**GOAL**
Look below and pull out each line with the word "Principal".

[Entries taken from a collection]
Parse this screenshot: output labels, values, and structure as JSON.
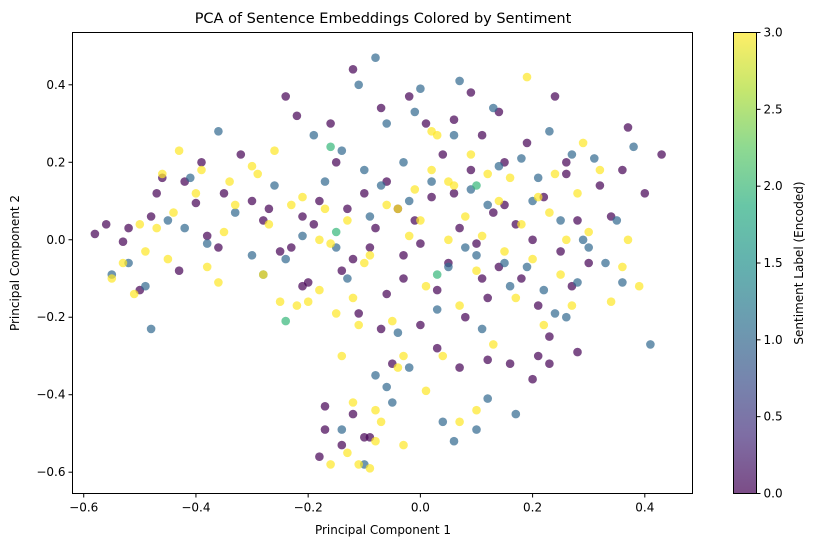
{
  "chart_data": {
    "type": "scatter",
    "title": "PCA of Sentence Embeddings Colored by Sentiment",
    "xlabel": "Principal Component 1",
    "ylabel": "Principal Component 2",
    "xlim": [
      -0.62,
      0.485
    ],
    "ylim": [
      -0.655,
      0.535
    ],
    "xticks": [
      -0.6,
      -0.4,
      -0.2,
      0.0,
      0.2,
      0.4
    ],
    "yticks": [
      -0.6,
      -0.4,
      -0.2,
      0.0,
      0.2,
      0.4
    ],
    "grid": false,
    "colorbar": {
      "label": "Sentiment Label (Encoded)",
      "colormap": "viridis",
      "range": [
        0.0,
        3.0
      ],
      "ticks": [
        0.0,
        0.5,
        1.0,
        1.5,
        2.0,
        2.5,
        3.0
      ]
    },
    "marker_alpha": 0.7,
    "series": [
      {
        "label_value": 0,
        "color": "#440154",
        "points": [
          [
            -0.58,
            0.015
          ],
          [
            -0.56,
            0.04
          ],
          [
            -0.53,
            -0.005
          ],
          [
            -0.52,
            0.03
          ],
          [
            -0.5,
            -0.13
          ],
          [
            -0.48,
            0.06
          ],
          [
            -0.47,
            0.12
          ],
          [
            -0.46,
            0.16
          ],
          [
            -0.43,
            -0.08
          ],
          [
            -0.42,
            0.15
          ],
          [
            -0.4,
            0.095
          ],
          [
            -0.39,
            0.2
          ],
          [
            -0.38,
            0.01
          ],
          [
            -0.36,
            -0.02
          ],
          [
            -0.35,
            0.12
          ],
          [
            -0.32,
            0.22
          ],
          [
            -0.3,
            0.1
          ],
          [
            -0.28,
            0.05
          ],
          [
            -0.27,
            0.08
          ],
          [
            -0.25,
            -0.03
          ],
          [
            -0.24,
            0.37
          ],
          [
            -0.22,
            0.32
          ],
          [
            -0.21,
            0.06
          ],
          [
            -0.2,
            -0.11
          ],
          [
            -0.18,
            0.1
          ],
          [
            -0.16,
            0.3
          ],
          [
            -0.15,
            0.2
          ],
          [
            -0.13,
            0.08
          ],
          [
            -0.12,
            -0.05
          ],
          [
            -0.11,
            -0.19
          ],
          [
            -0.1,
            0.12
          ],
          [
            -0.09,
            -0.02
          ],
          [
            -0.08,
            0.03
          ],
          [
            -0.07,
            -0.23
          ],
          [
            -0.06,
            0.15
          ],
          [
            -0.05,
            -0.32
          ],
          [
            -0.04,
            0.08
          ],
          [
            -0.03,
            -0.1
          ],
          [
            -0.02,
            0.37
          ],
          [
            -0.01,
            0.05
          ],
          [
            0.0,
            -0.01
          ],
          [
            0.01,
            0.3
          ],
          [
            0.02,
            0.11
          ],
          [
            0.03,
            -0.13
          ],
          [
            0.04,
            0.22
          ],
          [
            0.05,
            -0.06
          ],
          [
            0.06,
            0.12
          ],
          [
            0.07,
            0.03
          ],
          [
            0.08,
            -0.2
          ],
          [
            0.09,
            0.18
          ],
          [
            0.1,
            -0.01
          ],
          [
            0.11,
            0.27
          ],
          [
            0.12,
            -0.15
          ],
          [
            0.13,
            0.07
          ],
          [
            0.14,
            -0.07
          ],
          [
            0.15,
            0.2
          ],
          [
            0.16,
            -0.32
          ],
          [
            0.17,
            0.04
          ],
          [
            0.18,
            -0.1
          ],
          [
            0.19,
            0.25
          ],
          [
            0.2,
            0.0
          ],
          [
            0.21,
            -0.17
          ],
          [
            0.22,
            0.11
          ],
          [
            0.23,
            -0.25
          ],
          [
            0.24,
            0.37
          ],
          [
            0.25,
            -0.03
          ],
          [
            0.26,
            0.17
          ],
          [
            0.27,
            -0.12
          ],
          [
            0.28,
            0.05
          ],
          [
            0.3,
            -0.06
          ],
          [
            0.32,
            0.14
          ],
          [
            0.34,
            0.06
          ],
          [
            0.37,
            0.29
          ],
          [
            0.4,
            0.12
          ],
          [
            0.43,
            0.22
          ],
          [
            -0.1,
            -0.51
          ],
          [
            -0.09,
            -0.51
          ],
          [
            -0.12,
            -0.45
          ],
          [
            -0.17,
            -0.43
          ],
          [
            -0.18,
            -0.56
          ],
          [
            -0.14,
            -0.53
          ],
          [
            -0.17,
            -0.49
          ],
          [
            -0.21,
            -0.12
          ],
          [
            -0.23,
            -0.02
          ],
          [
            -0.19,
            0.04
          ],
          [
            -0.07,
            0.34
          ],
          [
            -0.12,
            0.44
          ],
          [
            0.09,
            0.38
          ],
          [
            0.2,
            -0.36
          ],
          [
            0.36,
            0.18
          ],
          [
            0.06,
            0.31
          ],
          [
            0.14,
            0.33
          ],
          [
            0.26,
            0.2
          ],
          [
            0.11,
            -0.1
          ],
          [
            -0.03,
            -0.04
          ],
          [
            0.0,
            -0.22
          ],
          [
            0.03,
            -0.28
          ],
          [
            0.07,
            -0.33
          ],
          [
            0.12,
            -0.31
          ],
          [
            0.21,
            -0.3
          ],
          [
            0.23,
            -0.32
          ],
          [
            0.28,
            -0.29
          ],
          [
            -0.06,
            -0.14
          ],
          [
            -0.14,
            -0.08
          ],
          [
            0.15,
            0.09
          ]
        ]
      },
      {
        "label_value": 1,
        "color": "#31688e",
        "points": [
          [
            -0.55,
            -0.09
          ],
          [
            -0.52,
            -0.06
          ],
          [
            -0.49,
            -0.12
          ],
          [
            -0.48,
            -0.23
          ],
          [
            -0.45,
            0.05
          ],
          [
            -0.42,
            0.03
          ],
          [
            -0.41,
            0.16
          ],
          [
            -0.38,
            -0.01
          ],
          [
            -0.36,
            0.28
          ],
          [
            -0.33,
            0.07
          ],
          [
            -0.3,
            -0.04
          ],
          [
            -0.28,
            -0.09
          ],
          [
            -0.26,
            0.14
          ],
          [
            -0.24,
            -0.05
          ],
          [
            -0.21,
            0.01
          ],
          [
            -0.19,
            0.27
          ],
          [
            -0.17,
            0.15
          ],
          [
            -0.15,
            -0.02
          ],
          [
            -0.14,
            0.23
          ],
          [
            -0.13,
            -0.1
          ],
          [
            -0.11,
            0.4
          ],
          [
            -0.1,
            0.18
          ],
          [
            -0.09,
            0.06
          ],
          [
            -0.08,
            0.47
          ],
          [
            -0.07,
            0.14
          ],
          [
            -0.06,
            0.3
          ],
          [
            -0.04,
            -0.24
          ],
          [
            -0.03,
            0.2
          ],
          [
            -0.02,
            0.1
          ],
          [
            -0.01,
            0.33
          ],
          [
            0.0,
            0.39
          ],
          [
            0.02,
            0.15
          ],
          [
            0.03,
            -0.18
          ],
          [
            0.05,
            -0.07
          ],
          [
            0.06,
            0.27
          ],
          [
            0.07,
            0.41
          ],
          [
            0.08,
            -0.02
          ],
          [
            0.09,
            0.13
          ],
          [
            0.1,
            -0.04
          ],
          [
            0.11,
            -0.23
          ],
          [
            0.12,
            0.09
          ],
          [
            0.13,
            0.34
          ],
          [
            0.14,
            0.19
          ],
          [
            0.15,
            -0.06
          ],
          [
            0.16,
            -0.12
          ],
          [
            0.17,
            -0.45
          ],
          [
            0.18,
            0.21
          ],
          [
            0.19,
            -0.07
          ],
          [
            0.2,
            0.1
          ],
          [
            0.21,
            0.16
          ],
          [
            0.22,
            -0.13
          ],
          [
            0.23,
            0.28
          ],
          [
            0.24,
            -0.19
          ],
          [
            0.25,
            0.05
          ],
          [
            0.26,
            -0.2
          ],
          [
            0.27,
            0.22
          ],
          [
            0.28,
            -0.11
          ],
          [
            0.29,
            0.0
          ],
          [
            0.3,
            -0.02
          ],
          [
            0.31,
            0.21
          ],
          [
            0.33,
            -0.06
          ],
          [
            0.35,
            0.05
          ],
          [
            0.36,
            -0.11
          ],
          [
            0.38,
            0.24
          ],
          [
            0.41,
            -0.27
          ],
          [
            -0.1,
            -0.58
          ],
          [
            -0.14,
            -0.49
          ],
          [
            0.06,
            -0.52
          ],
          [
            0.04,
            -0.47
          ],
          [
            -0.05,
            -0.42
          ],
          [
            -0.06,
            -0.38
          ],
          [
            -0.08,
            -0.35
          ],
          [
            -0.02,
            -0.33
          ],
          [
            0.1,
            -0.49
          ],
          [
            0.12,
            -0.41
          ]
        ]
      },
      {
        "label_value": 2,
        "color": "#35b779",
        "points": [
          [
            -0.24,
            -0.21
          ],
          [
            0.03,
            -0.09
          ],
          [
            -0.16,
            0.24
          ],
          [
            0.1,
            0.14
          ],
          [
            -0.15,
            0.02
          ]
        ]
      },
      {
        "label_value": 3,
        "color": "#fde725",
        "points": [
          [
            -0.55,
            -0.1
          ],
          [
            -0.53,
            -0.06
          ],
          [
            -0.51,
            -0.14
          ],
          [
            -0.5,
            0.04
          ],
          [
            -0.49,
            -0.03
          ],
          [
            -0.47,
            0.03
          ],
          [
            -0.46,
            0.17
          ],
          [
            -0.44,
            0.07
          ],
          [
            -0.43,
            0.23
          ],
          [
            -0.4,
            0.12
          ],
          [
            -0.39,
            0.18
          ],
          [
            -0.38,
            -0.07
          ],
          [
            -0.36,
            -0.11
          ],
          [
            -0.34,
            0.15
          ],
          [
            -0.33,
            0.09
          ],
          [
            -0.3,
            0.19
          ],
          [
            -0.29,
            0.17
          ],
          [
            -0.27,
            0.04
          ],
          [
            -0.26,
            0.23
          ],
          [
            -0.25,
            -0.16
          ],
          [
            -0.23,
            0.09
          ],
          [
            -0.22,
            -0.17
          ],
          [
            -0.21,
            0.11
          ],
          [
            -0.2,
            -0.16
          ],
          [
            -0.18,
            -0.13
          ],
          [
            -0.17,
            0.08
          ],
          [
            -0.16,
            -0.01
          ],
          [
            -0.15,
            -0.19
          ],
          [
            -0.13,
            0.05
          ],
          [
            -0.12,
            -0.15
          ],
          [
            -0.11,
            -0.22
          ],
          [
            -0.1,
            -0.06
          ],
          [
            -0.09,
            -0.04
          ],
          [
            -0.08,
            -0.44
          ],
          [
            -0.07,
            -0.47
          ],
          [
            -0.06,
            0.09
          ],
          [
            -0.05,
            -0.21
          ],
          [
            -0.04,
            0.08
          ],
          [
            -0.03,
            -0.3
          ],
          [
            -0.02,
            0.01
          ],
          [
            -0.01,
            0.13
          ],
          [
            0.0,
            0.05
          ],
          [
            0.01,
            -0.12
          ],
          [
            0.02,
            0.18
          ],
          [
            0.03,
            0.27
          ],
          [
            0.04,
            -0.3
          ],
          [
            0.05,
            0.0
          ],
          [
            0.06,
            0.14
          ],
          [
            0.07,
            -0.17
          ],
          [
            0.08,
            0.06
          ],
          [
            0.09,
            0.22
          ],
          [
            0.1,
            -0.08
          ],
          [
            0.11,
            0.01
          ],
          [
            0.12,
            0.17
          ],
          [
            0.13,
            -0.27
          ],
          [
            0.14,
            0.1
          ],
          [
            0.15,
            -0.03
          ],
          [
            0.16,
            0.16
          ],
          [
            0.17,
            -0.15
          ],
          [
            0.18,
            0.04
          ],
          [
            0.19,
            0.42
          ],
          [
            0.2,
            -0.05
          ],
          [
            0.21,
            0.11
          ],
          [
            0.22,
            -0.22
          ],
          [
            0.23,
            0.07
          ],
          [
            0.24,
            0.17
          ],
          [
            0.25,
            -0.09
          ],
          [
            0.26,
            0.0
          ],
          [
            0.27,
            -0.17
          ],
          [
            0.28,
            0.12
          ],
          [
            0.29,
            0.25
          ],
          [
            0.3,
            0.02
          ],
          [
            0.32,
            0.18
          ],
          [
            0.34,
            -0.16
          ],
          [
            0.36,
            -0.07
          ],
          [
            0.37,
            0.0
          ],
          [
            0.39,
            -0.12
          ],
          [
            -0.12,
            -0.42
          ],
          [
            -0.13,
            -0.55
          ],
          [
            -0.11,
            -0.58
          ],
          [
            -0.08,
            -0.52
          ],
          [
            -0.09,
            -0.59
          ],
          [
            -0.16,
            -0.58
          ],
          [
            -0.04,
            -0.33
          ],
          [
            0.01,
            -0.39
          ],
          [
            0.07,
            -0.47
          ],
          [
            0.1,
            -0.44
          ],
          [
            -0.03,
            -0.53
          ],
          [
            0.05,
            0.15
          ],
          [
            0.02,
            0.28
          ],
          [
            -0.14,
            -0.3
          ],
          [
            -0.18,
            0.0
          ],
          [
            -0.28,
            -0.09
          ],
          [
            -0.35,
            0.02
          ],
          [
            -0.45,
            -0.05
          ]
        ]
      }
    ]
  }
}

**TASK OUTPUT**
    "xlabel": "Principal Component 1",
    "ylabel": "Principal Component 2",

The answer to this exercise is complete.